### Challenge
Filter these entries so that only lines with the word "back" remain.

>> BEGIN Given data

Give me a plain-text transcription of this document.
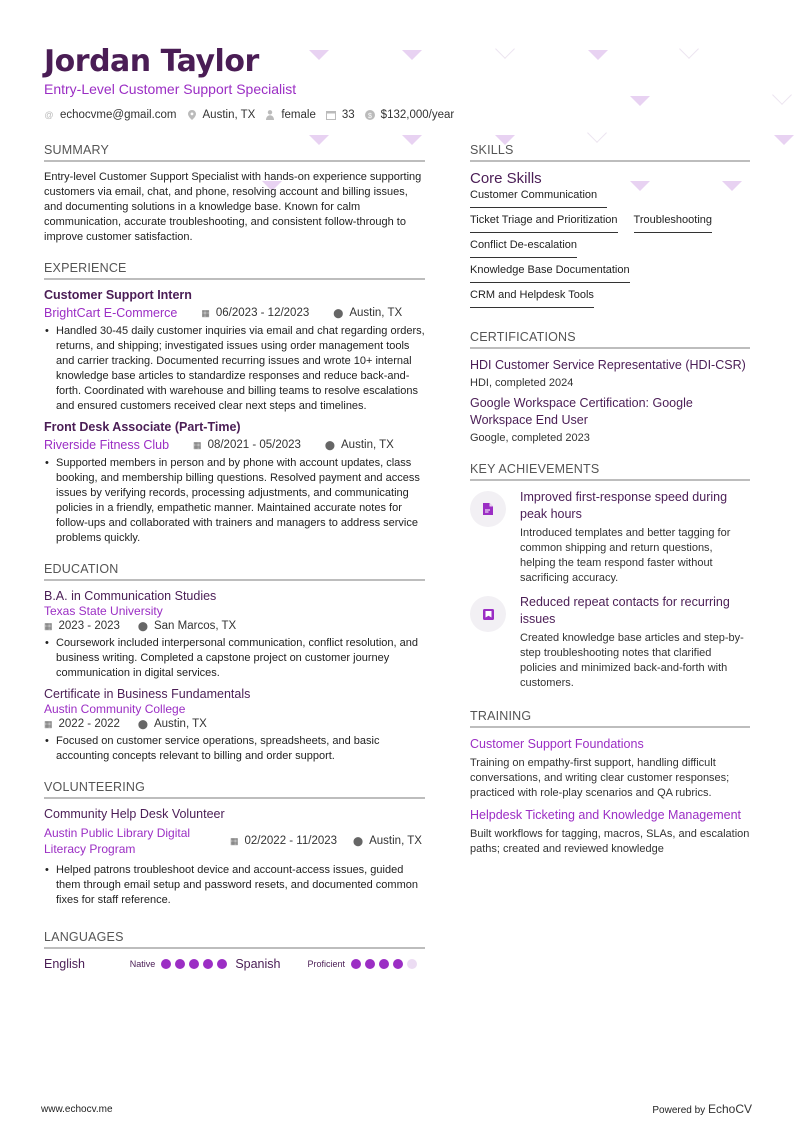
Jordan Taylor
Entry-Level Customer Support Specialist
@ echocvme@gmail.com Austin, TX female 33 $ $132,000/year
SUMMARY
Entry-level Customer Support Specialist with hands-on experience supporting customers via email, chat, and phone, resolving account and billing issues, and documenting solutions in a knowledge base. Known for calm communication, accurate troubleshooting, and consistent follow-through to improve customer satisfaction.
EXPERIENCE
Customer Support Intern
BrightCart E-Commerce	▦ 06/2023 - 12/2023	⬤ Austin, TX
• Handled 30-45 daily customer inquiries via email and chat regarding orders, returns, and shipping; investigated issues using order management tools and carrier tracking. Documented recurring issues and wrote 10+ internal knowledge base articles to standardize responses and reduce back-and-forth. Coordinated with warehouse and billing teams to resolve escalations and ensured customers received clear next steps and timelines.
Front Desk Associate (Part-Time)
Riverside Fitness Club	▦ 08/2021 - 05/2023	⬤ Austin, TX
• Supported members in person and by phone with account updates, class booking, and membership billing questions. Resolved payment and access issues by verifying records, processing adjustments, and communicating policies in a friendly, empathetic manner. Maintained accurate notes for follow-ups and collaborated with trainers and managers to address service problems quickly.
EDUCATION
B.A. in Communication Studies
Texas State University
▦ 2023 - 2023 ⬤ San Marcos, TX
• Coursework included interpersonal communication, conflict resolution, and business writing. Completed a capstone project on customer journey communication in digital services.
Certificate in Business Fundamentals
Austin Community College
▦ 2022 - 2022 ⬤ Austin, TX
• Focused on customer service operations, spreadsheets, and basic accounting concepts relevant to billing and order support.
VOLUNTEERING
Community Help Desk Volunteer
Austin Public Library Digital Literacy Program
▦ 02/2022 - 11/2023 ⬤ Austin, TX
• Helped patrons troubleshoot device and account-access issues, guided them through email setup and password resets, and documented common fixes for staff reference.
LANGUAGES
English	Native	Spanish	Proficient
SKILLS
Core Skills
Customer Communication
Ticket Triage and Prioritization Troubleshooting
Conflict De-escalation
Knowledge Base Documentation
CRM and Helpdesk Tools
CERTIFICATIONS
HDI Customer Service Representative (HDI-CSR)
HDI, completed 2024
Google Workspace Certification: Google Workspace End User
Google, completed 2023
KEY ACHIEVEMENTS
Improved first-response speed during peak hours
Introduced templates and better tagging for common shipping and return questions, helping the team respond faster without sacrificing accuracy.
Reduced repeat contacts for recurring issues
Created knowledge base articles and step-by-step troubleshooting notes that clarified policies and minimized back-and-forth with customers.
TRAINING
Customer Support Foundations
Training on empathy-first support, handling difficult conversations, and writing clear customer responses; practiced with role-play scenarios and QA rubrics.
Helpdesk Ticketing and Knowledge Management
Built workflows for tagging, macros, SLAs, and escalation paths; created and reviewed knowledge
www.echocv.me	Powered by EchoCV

>> END Given data
>> BEGIN Given data

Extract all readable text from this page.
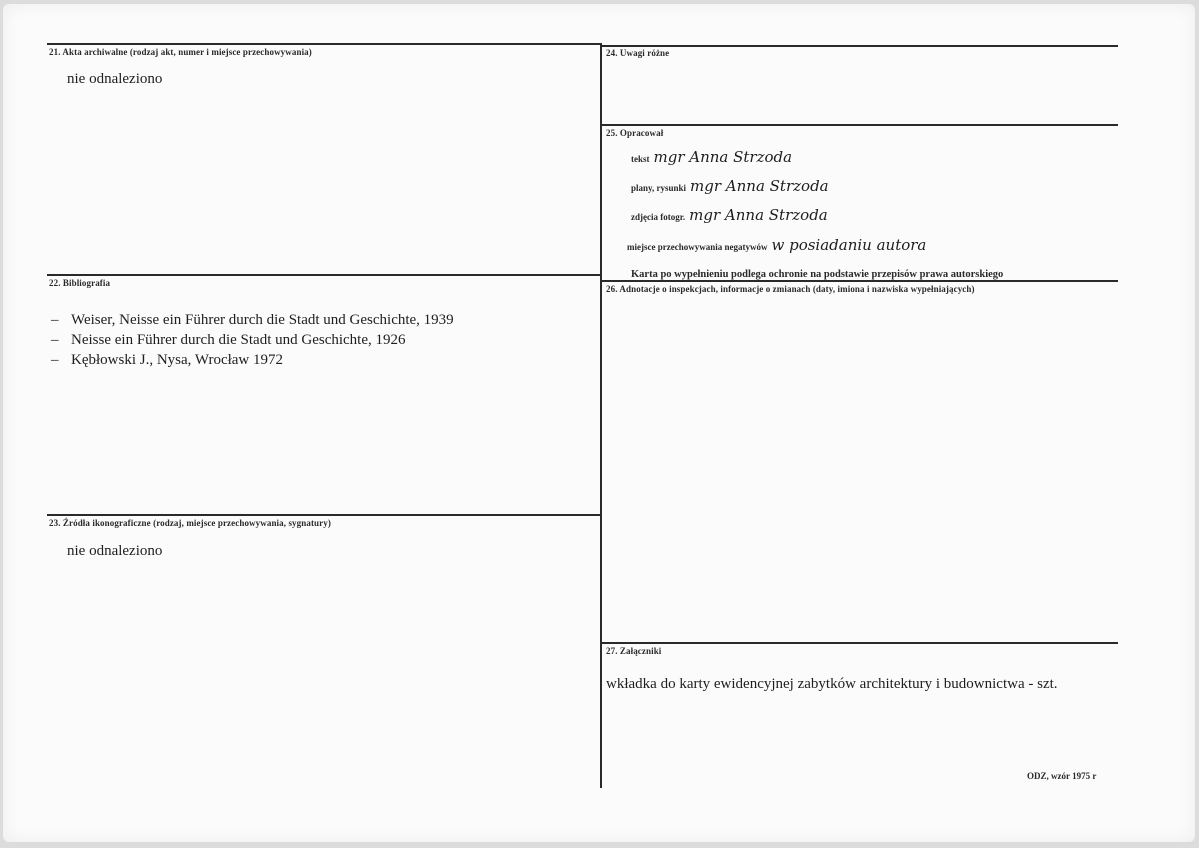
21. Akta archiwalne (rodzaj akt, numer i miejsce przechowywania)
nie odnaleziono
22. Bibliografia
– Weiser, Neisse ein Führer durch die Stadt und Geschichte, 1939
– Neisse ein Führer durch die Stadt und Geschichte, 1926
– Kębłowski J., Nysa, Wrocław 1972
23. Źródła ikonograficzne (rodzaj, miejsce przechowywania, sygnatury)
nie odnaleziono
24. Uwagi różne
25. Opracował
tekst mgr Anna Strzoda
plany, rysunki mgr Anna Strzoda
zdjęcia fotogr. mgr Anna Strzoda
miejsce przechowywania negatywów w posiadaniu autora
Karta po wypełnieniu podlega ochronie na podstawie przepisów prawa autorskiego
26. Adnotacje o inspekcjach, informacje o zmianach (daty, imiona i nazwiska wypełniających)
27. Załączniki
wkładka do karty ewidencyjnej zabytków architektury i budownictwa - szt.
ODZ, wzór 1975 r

>> END Given data

### Exercise output
• Handled 30-45 daily customer inquiries via email and chat regarding orders, returns, and shipping; investigated issues using order management tools and carrier tracking. Documented recurring issues and wrote 10+ internal knowledge base articles to standardize responses and reduce back-and-forth. Coordinated with warehouse and billing teams to resolve escalations and ensured customers received clear next steps and timelines.
Created knowledge base articles and step-by-step troubleshooting notes that clarified policies and minimized back-and-forth with customers.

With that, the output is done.